**Goal:** List each line of the data that holds the string "study", please.

**Records shown:**
□ □ □ □ □

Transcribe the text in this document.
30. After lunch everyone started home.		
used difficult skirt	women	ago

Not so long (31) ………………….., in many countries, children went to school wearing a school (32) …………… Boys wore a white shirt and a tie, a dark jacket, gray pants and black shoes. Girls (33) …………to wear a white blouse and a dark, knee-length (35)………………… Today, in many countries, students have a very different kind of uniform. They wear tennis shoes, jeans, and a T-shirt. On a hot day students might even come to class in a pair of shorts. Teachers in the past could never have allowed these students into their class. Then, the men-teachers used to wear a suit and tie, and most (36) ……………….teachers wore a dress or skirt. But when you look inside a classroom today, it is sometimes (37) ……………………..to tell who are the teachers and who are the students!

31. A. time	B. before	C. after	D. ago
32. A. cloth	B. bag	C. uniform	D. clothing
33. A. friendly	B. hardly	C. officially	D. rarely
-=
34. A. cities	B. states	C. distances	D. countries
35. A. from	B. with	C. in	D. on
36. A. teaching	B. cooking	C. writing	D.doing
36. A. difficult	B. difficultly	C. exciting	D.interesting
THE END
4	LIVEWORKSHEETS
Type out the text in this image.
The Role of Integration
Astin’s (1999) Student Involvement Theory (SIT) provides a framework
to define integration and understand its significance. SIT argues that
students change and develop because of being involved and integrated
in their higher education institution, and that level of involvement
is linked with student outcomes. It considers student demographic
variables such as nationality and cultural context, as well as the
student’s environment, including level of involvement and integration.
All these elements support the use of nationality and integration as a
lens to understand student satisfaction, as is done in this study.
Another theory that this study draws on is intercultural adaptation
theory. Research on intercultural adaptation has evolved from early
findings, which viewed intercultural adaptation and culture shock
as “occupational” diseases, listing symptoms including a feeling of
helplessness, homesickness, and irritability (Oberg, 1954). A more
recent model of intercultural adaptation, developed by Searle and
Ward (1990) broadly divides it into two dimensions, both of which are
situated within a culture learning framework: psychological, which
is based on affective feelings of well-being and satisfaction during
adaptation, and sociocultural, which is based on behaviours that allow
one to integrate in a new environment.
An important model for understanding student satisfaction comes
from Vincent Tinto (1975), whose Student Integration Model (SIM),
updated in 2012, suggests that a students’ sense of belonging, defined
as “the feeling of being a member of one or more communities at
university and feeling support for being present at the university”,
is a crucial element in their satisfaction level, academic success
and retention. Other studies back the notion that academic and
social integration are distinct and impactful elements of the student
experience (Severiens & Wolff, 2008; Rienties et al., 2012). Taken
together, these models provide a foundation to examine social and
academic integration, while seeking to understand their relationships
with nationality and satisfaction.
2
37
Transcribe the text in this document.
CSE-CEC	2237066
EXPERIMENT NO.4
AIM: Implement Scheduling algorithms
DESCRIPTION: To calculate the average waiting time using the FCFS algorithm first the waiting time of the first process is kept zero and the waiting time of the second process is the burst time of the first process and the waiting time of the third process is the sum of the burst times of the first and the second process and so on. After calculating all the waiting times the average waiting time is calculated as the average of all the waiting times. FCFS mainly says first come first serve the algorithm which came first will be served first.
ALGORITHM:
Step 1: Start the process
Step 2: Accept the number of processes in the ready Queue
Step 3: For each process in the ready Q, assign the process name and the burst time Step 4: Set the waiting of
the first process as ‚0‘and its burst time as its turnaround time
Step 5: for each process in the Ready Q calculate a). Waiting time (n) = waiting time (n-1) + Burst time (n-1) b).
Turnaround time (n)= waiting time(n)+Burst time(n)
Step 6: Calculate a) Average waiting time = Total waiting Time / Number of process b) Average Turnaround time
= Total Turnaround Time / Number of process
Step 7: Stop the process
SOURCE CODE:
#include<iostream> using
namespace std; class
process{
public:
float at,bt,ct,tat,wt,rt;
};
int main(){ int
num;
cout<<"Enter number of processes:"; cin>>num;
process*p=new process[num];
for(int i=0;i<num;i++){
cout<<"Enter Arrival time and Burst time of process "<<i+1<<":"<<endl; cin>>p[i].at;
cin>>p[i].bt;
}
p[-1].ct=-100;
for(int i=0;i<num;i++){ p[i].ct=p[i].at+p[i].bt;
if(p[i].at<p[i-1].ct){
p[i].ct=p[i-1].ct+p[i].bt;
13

□ □ □ □ □

**Right answer:**
lens to understand student satisfaction, as is done in this study.
Another theory that this study draws on is intercultural adaptation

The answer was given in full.